Exercise details — Find the lines holding "centre" and copy them.

Records shown —
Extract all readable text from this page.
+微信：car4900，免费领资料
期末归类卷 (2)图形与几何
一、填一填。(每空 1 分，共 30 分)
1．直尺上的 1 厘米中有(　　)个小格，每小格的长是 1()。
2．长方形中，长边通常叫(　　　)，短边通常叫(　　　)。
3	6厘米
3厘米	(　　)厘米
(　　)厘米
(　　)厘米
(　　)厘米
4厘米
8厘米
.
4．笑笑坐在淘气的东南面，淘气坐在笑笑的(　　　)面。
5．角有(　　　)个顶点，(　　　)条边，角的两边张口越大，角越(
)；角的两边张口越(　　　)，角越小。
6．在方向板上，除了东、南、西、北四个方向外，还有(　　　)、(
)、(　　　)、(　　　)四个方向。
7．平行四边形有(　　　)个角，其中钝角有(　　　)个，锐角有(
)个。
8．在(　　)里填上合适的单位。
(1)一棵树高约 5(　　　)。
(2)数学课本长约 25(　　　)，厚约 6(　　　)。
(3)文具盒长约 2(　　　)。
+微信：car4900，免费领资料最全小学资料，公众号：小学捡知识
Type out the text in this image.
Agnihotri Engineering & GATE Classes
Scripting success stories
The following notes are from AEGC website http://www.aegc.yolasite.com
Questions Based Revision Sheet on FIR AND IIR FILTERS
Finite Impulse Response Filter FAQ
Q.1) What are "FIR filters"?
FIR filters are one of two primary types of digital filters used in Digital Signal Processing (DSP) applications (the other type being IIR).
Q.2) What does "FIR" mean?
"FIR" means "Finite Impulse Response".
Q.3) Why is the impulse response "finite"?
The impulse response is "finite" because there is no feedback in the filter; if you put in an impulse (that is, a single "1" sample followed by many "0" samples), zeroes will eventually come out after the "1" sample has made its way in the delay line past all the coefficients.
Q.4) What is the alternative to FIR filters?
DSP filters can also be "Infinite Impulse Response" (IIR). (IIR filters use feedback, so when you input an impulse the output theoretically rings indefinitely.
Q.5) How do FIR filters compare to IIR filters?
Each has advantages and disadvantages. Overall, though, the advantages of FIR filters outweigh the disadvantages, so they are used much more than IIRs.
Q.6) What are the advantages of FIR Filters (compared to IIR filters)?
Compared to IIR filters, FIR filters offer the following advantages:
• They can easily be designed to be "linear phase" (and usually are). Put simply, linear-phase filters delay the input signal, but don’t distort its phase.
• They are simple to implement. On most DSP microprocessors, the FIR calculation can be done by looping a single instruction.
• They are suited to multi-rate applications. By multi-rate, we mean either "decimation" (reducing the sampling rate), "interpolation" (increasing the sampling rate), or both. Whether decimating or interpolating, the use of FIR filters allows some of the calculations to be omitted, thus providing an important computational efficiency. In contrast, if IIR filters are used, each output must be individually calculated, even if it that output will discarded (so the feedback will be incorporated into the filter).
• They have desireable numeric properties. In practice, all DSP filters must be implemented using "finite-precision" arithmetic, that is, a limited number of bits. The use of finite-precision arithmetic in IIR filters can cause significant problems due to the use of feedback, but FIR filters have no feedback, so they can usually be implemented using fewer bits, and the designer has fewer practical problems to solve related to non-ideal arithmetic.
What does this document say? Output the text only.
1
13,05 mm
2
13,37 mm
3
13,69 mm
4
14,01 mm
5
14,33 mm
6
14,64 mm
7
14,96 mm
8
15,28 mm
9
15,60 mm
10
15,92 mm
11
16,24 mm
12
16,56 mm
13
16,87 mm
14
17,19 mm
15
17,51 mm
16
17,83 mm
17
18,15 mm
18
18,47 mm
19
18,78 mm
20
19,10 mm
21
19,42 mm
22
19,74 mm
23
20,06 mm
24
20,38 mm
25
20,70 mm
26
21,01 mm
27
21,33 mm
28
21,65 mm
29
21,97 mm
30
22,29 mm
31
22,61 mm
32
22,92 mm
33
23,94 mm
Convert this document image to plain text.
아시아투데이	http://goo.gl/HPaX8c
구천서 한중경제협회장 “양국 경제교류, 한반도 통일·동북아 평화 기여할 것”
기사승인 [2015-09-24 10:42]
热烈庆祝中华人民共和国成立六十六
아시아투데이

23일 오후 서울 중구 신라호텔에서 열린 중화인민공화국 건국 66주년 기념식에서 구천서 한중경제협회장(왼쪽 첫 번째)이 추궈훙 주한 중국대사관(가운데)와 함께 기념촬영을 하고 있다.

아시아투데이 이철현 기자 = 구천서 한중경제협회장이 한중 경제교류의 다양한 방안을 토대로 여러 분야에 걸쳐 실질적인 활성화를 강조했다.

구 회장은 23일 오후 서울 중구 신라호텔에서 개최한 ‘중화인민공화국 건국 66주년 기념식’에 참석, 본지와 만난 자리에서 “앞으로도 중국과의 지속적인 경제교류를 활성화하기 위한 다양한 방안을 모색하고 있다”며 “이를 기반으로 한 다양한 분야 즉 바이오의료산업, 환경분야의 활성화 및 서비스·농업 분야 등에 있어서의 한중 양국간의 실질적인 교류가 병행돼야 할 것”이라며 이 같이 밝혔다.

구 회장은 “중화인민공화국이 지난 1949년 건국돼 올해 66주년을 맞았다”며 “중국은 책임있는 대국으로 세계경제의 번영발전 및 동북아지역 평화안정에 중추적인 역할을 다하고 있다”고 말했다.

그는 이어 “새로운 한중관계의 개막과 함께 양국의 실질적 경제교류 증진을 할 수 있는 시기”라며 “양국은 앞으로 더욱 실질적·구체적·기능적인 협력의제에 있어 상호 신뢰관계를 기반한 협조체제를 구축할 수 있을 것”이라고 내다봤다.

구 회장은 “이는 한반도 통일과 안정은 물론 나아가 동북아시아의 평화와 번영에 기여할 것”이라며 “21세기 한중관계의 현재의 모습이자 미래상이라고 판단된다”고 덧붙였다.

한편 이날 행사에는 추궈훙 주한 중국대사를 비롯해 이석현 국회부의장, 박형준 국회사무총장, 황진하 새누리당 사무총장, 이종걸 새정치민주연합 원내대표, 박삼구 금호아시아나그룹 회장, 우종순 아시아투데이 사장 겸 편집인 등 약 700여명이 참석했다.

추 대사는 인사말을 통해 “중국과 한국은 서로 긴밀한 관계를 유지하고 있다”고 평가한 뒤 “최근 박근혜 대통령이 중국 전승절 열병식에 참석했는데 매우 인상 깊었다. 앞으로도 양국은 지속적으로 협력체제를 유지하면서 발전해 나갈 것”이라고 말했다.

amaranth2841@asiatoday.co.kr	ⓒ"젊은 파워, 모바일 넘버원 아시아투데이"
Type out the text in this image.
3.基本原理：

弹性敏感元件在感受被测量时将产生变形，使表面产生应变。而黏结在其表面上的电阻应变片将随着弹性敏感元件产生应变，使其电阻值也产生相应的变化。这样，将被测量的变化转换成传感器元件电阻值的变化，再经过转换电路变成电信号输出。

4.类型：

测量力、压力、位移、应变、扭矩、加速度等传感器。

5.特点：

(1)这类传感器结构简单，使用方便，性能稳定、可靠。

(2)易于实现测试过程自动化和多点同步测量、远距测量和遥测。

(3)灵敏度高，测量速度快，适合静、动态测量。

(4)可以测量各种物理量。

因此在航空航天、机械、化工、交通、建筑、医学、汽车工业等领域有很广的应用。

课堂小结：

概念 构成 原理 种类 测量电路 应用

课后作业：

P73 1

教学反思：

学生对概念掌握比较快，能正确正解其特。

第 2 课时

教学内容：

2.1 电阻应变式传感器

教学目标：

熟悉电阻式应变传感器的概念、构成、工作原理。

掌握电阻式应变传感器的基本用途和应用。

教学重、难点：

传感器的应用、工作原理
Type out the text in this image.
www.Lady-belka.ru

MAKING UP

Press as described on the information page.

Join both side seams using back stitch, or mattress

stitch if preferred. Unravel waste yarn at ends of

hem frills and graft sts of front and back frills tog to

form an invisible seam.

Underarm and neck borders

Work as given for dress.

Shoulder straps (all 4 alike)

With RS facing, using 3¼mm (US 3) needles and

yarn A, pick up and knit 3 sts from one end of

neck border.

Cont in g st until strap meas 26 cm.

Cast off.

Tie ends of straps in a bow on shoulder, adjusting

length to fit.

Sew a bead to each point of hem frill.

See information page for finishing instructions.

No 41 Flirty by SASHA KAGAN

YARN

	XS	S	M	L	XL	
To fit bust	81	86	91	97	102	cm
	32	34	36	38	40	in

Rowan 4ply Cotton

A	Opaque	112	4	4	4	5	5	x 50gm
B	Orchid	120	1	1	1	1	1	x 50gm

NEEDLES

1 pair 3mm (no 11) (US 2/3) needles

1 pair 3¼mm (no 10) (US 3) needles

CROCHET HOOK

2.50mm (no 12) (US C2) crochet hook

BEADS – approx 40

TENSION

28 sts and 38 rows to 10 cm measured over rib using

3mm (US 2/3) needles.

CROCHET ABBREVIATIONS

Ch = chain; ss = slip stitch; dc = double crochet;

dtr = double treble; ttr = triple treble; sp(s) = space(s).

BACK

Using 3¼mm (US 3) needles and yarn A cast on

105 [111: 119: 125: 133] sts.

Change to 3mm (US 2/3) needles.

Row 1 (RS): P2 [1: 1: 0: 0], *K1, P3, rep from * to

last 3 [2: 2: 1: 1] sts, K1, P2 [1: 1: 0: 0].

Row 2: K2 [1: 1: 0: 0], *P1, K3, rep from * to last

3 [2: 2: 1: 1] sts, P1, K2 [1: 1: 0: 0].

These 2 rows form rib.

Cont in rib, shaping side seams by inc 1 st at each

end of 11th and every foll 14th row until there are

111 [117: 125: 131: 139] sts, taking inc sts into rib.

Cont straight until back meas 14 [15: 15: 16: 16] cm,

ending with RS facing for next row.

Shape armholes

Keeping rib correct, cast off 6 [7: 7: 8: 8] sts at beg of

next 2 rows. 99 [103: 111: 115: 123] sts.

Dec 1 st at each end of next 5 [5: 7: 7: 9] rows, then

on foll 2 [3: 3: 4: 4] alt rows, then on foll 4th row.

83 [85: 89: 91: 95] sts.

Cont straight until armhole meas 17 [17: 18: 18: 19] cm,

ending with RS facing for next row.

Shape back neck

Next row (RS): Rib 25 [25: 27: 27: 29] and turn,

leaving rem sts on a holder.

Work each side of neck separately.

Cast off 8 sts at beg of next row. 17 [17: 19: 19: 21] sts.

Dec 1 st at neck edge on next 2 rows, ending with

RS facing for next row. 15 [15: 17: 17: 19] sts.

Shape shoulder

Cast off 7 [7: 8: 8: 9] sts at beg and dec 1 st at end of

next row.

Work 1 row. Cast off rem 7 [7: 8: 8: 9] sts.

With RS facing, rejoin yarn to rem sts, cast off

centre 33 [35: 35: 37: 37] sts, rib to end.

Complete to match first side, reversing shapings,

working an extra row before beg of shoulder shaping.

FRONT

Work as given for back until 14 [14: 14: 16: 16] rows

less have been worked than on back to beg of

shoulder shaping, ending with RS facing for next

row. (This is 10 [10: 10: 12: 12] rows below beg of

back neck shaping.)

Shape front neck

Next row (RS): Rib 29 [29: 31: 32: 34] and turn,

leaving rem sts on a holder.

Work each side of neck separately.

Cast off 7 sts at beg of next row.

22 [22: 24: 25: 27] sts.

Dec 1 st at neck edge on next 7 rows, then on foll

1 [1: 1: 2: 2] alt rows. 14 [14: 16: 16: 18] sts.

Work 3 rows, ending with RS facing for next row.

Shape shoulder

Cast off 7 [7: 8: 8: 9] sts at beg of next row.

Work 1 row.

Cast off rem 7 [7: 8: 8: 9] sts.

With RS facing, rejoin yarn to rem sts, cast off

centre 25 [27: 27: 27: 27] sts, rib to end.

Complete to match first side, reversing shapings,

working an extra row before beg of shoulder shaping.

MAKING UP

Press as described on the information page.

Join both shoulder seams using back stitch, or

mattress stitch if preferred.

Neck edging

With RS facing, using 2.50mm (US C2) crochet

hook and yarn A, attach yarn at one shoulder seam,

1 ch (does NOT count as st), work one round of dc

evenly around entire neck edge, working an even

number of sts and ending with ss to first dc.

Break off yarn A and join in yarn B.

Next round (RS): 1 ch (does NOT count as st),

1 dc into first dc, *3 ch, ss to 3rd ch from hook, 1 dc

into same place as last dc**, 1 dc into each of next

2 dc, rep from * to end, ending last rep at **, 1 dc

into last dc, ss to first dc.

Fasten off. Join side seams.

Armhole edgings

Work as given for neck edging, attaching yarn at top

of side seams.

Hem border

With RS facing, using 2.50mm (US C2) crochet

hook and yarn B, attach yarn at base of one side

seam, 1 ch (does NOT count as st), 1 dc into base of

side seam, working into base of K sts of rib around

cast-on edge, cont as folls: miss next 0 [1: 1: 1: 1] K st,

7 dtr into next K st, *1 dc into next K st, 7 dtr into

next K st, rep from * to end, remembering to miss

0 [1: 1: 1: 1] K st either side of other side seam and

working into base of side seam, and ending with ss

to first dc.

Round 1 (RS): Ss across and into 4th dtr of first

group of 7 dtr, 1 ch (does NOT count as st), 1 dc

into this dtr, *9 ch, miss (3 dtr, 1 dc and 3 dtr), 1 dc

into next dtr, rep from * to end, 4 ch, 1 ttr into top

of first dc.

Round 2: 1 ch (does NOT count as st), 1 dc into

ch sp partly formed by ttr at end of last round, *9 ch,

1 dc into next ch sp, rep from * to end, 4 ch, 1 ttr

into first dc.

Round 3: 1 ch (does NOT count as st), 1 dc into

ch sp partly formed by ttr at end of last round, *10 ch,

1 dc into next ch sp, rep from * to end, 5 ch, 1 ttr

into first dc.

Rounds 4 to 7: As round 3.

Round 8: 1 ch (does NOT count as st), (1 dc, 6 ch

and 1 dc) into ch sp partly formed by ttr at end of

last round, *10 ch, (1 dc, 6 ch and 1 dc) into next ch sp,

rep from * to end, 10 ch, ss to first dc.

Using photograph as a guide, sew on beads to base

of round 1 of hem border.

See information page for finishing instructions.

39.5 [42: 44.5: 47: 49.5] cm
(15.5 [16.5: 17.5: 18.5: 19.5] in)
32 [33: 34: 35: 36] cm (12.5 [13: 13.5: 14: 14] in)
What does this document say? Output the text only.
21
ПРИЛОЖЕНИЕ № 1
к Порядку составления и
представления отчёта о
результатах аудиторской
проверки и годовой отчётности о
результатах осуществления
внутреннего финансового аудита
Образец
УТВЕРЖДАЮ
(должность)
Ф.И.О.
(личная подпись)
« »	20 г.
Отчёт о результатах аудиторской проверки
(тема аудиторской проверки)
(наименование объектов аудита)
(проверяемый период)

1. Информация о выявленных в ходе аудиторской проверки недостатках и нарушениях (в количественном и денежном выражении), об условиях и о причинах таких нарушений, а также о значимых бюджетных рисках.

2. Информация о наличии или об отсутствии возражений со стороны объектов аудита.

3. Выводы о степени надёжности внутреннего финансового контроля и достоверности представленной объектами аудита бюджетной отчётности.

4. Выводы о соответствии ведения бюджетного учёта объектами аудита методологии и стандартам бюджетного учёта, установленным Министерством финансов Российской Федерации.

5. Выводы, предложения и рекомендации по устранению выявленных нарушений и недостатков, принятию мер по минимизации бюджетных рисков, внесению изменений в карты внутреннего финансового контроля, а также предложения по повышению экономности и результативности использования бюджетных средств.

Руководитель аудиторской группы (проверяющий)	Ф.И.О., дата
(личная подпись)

Output below —
centre 33 [35: 35: 37: 37] sts, rib to end.
centre 25 [27: 27: 27: 27] sts, rib to end.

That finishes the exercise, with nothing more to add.